Search the data for the word "DDKK". Reproduce every line where it is found.

| SUPPLIED ENTRIES |
──────────

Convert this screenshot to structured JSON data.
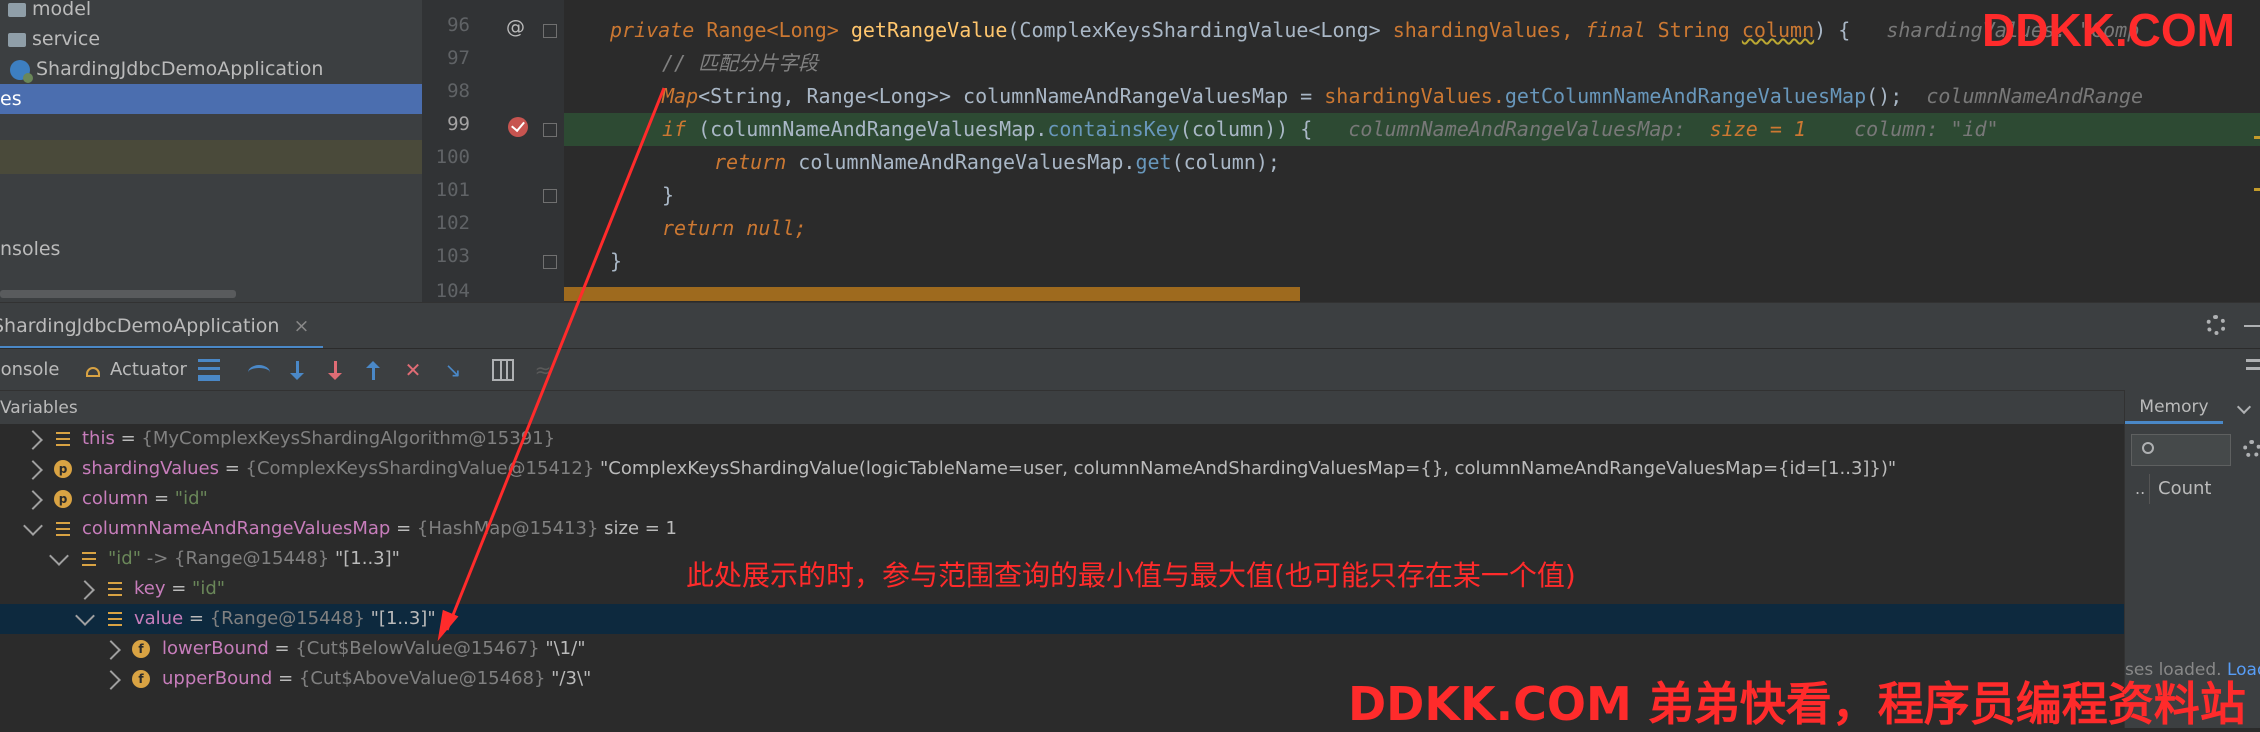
{
  "project_tree": {
    "items": [
      {
        "label": "model",
        "icon": "folder-icon"
      },
      {
        "label": "service",
        "icon": "folder-icon"
      },
      {
        "label": "ShardingJdbcDemoApplication",
        "icon": "spring-app-icon"
      },
      {
        "label": "es",
        "selected": true
      },
      {
        "label": ""
      },
      {
        "label": ""
      },
      {
        "label": "nsoles"
      }
    ]
  },
  "editor": {
    "line_numbers": [
      "96",
      "97",
      "98",
      "99",
      "100",
      "101",
      "102",
      "103",
      "104"
    ],
    "lines": {
      "l96": {
        "modifier": "private ",
        "type": "Range<Long> ",
        "method": "getRangeValue",
        "params_a": "(ComplexKeysShardingValue<Long> ",
        "param1": "shardingValues, ",
        "final_kw": "final ",
        "param2_type": "String ",
        "param2": "column",
        "params_b": ") {",
        "hint": "shardingValues: \"Comp"
      },
      "l97": {
        "comment": "// 匹配分片字段"
      },
      "l98": {
        "type": "Map",
        "generic": "<String, Range<Long>> ",
        "var": "columnNameAndRangeValuesMap = ",
        "receiver": "shardingValues.",
        "call": "getColumnNameAndRangeValuesMap",
        "end": "();",
        "hint": "columnNameAndRange"
      },
      "l99": {
        "kw": "if ",
        "expr_a": "(columnNameAndRangeValuesMap.",
        "call": "containsKey",
        "expr_b": "(column)) {",
        "hint1": "columnNameAndRangeValuesMap:",
        "hint1_val": "size = 1",
        "hint2": "column: \"id\""
      },
      "l100": {
        "kw": "return ",
        "expr_a": "columnNameAndRangeValuesMap.",
        "call": "get",
        "expr_b": "(column);"
      },
      "l101": {
        "text": "}"
      },
      "l102": {
        "kw": "return ",
        "val": "null;"
      },
      "l103": {
        "text": "}"
      }
    }
  },
  "watermark_top": "DDKK.COM",
  "debug": {
    "session_tab": "ShardingJdbcDemoApplication",
    "close": "×",
    "console_tab": "Console",
    "actuator_tab": "Actuator",
    "variables_title": "Variables",
    "memory_title": "Memory",
    "memory_col_dots": "..",
    "memory_col_count": "Count",
    "memory_status": "ses loaded.",
    "memory_load_link": "Load"
  },
  "variables": [
    {
      "name": "this",
      "eq": " = ",
      "type": "{MyComplexKeysShardingAlgorithm@15391}",
      "value": ""
    },
    {
      "name": "shardingValues",
      "eq": " = ",
      "type": "{ComplexKeysShardingValue@15412} ",
      "value": "\"ComplexKeysShardingValue(logicTableName=user, columnNameAndShardingValuesMap={}, columnNameAndRangeValuesMap={id=[1..3]})\""
    },
    {
      "name": "column",
      "eq": " = ",
      "type": "",
      "value": "\"id\""
    },
    {
      "name": "columnNameAndRangeValuesMap",
      "eq": " = ",
      "type": "{HashMap@15413} ",
      "value": " size = 1"
    },
    {
      "name": "\"id\"",
      "eq": " -> ",
      "type": "{Range@15448} ",
      "value": "\"[1..3]\""
    },
    {
      "name": "key",
      "eq": " = ",
      "type": "",
      "value": "\"id\""
    },
    {
      "name": "value",
      "eq": " = ",
      "type": "{Range@15448} ",
      "value": "\"[1..3]\""
    },
    {
      "name": "lowerBound",
      "eq": " = ",
      "type": "{Cut$BelowValue@15467} ",
      "value": "\"\\1/\""
    },
    {
      "name": "upperBound",
      "eq": " = ",
      "type": "{Cut$AboveValue@15468} ",
      "value": "\"/3\\\""
    }
  ],
  "annotation": "此处展示的时，参与范围查询的最小值与最大值(也可能只存在某一个值)",
  "watermark_bottom": "DDKK.COM 弟弟快看，程序员编程资料站",
  "colors": {
    "annotation_red": "#ff2b2b",
    "selection": "#0d293e",
    "breakpoint_line": "#2d4a33"
  }
}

──────────

| RESULT OF THIS EXERCISE |
  "watermark_top": "DDKK.COM",
  "watermark_bottom": "DDKK.COM 弟弟快看，程序员编程资料站",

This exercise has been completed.